• Work instructions: Keep the images out and copy every entry below exactly.

Items listed in a dataset

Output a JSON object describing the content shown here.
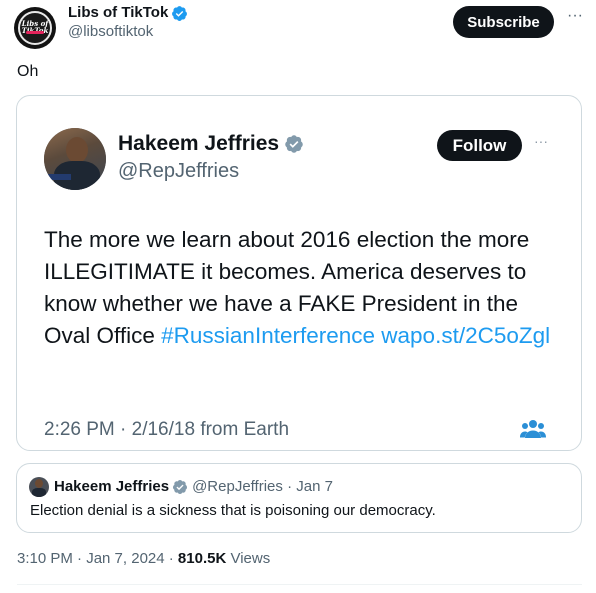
{
  "post": {
    "author_name": "Libs of TikTok",
    "handle": "@libsoftiktok",
    "avatar_logo_text": "Libs of TikTok",
    "subscribe_label": "Subscribe",
    "more_label": "···",
    "text": "Oh",
    "timestamp": "3:10 PM · Jan 7, 2024 · ",
    "views_count": "810.5K",
    "views_label": " Views"
  },
  "screenshot_tweet": {
    "author_name": "Hakeem Jeffries",
    "handle": "@RepJeffries",
    "follow_label": "Follow",
    "more_label": "···",
    "text_before": "The more we learn about 2016 election the more ILLEGITIMATE it becomes. America deserves to know whether we have a FAKE President in the Oval Office ",
    "hashtag": "#RussianInterference",
    "link": "wapo.st/​2C5oZgl",
    "meta": "2:26 PM · 2/16/18 from Earth",
    "people_icon": "people-icon"
  },
  "quoted_post": {
    "author_name": "Hakeem Jeffries",
    "handle_date": "@RepJeffries · Jan 7",
    "text": "Election denial is a sickness that is poisoning our democracy."
  },
  "colors": {
    "verified_blue": "#1d9bf0",
    "link_blue": "#1d9bf0",
    "secondary_text": "#536471",
    "button_dark": "#0f1419",
    "border": "#cfd9de"
  }
}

• Reply to the exercise:
Output a JSON object describing the content shown here.
{
  "post": {
    "author_name": "Libs of TikTok",
    "handle": "@libsoftiktok",
    "avatar_logo_text": "Libs of TikTok",
    "subscribe_label": "Subscribe",
    "more_label": "···",
    "text": "Oh",
    "timestamp": "3:10 PM · Jan 7, 2024 · ",
    "views_count": "810.5K",
    "views_label": " Views"
  },
  "screenshot_tweet": {
    "author_name": "Hakeem Jeffries",
    "handle": "@RepJeffries",
    "follow_label": "Follow",
    "more_label": "···",
    "text_before": "The more we learn about 2016 election the more ILLEGITIMATE it becomes. America deserves to know whether we have a FAKE President in the Oval Office ",
    "hashtag": "#RussianInterference",
    "link": "wapo.st/​2C5oZgl",
    "meta": "2:26 PM · 2/16/18 from Earth",
    "people_icon": "people-icon"
  },
  "quoted_post": {
    "author_name": "Hakeem Jeffries",
    "handle_date": "@RepJeffries · Jan 7",
    "text": "Election denial is a sickness that is poisoning our democracy."
  },
  "colors": {
    "verified_blue": "#1d9bf0",
    "link_blue": "#1d9bf0",
    "secondary_text": "#536471",
    "button_dark": "#0f1419",
    "border": "#cfd9de"
  }
}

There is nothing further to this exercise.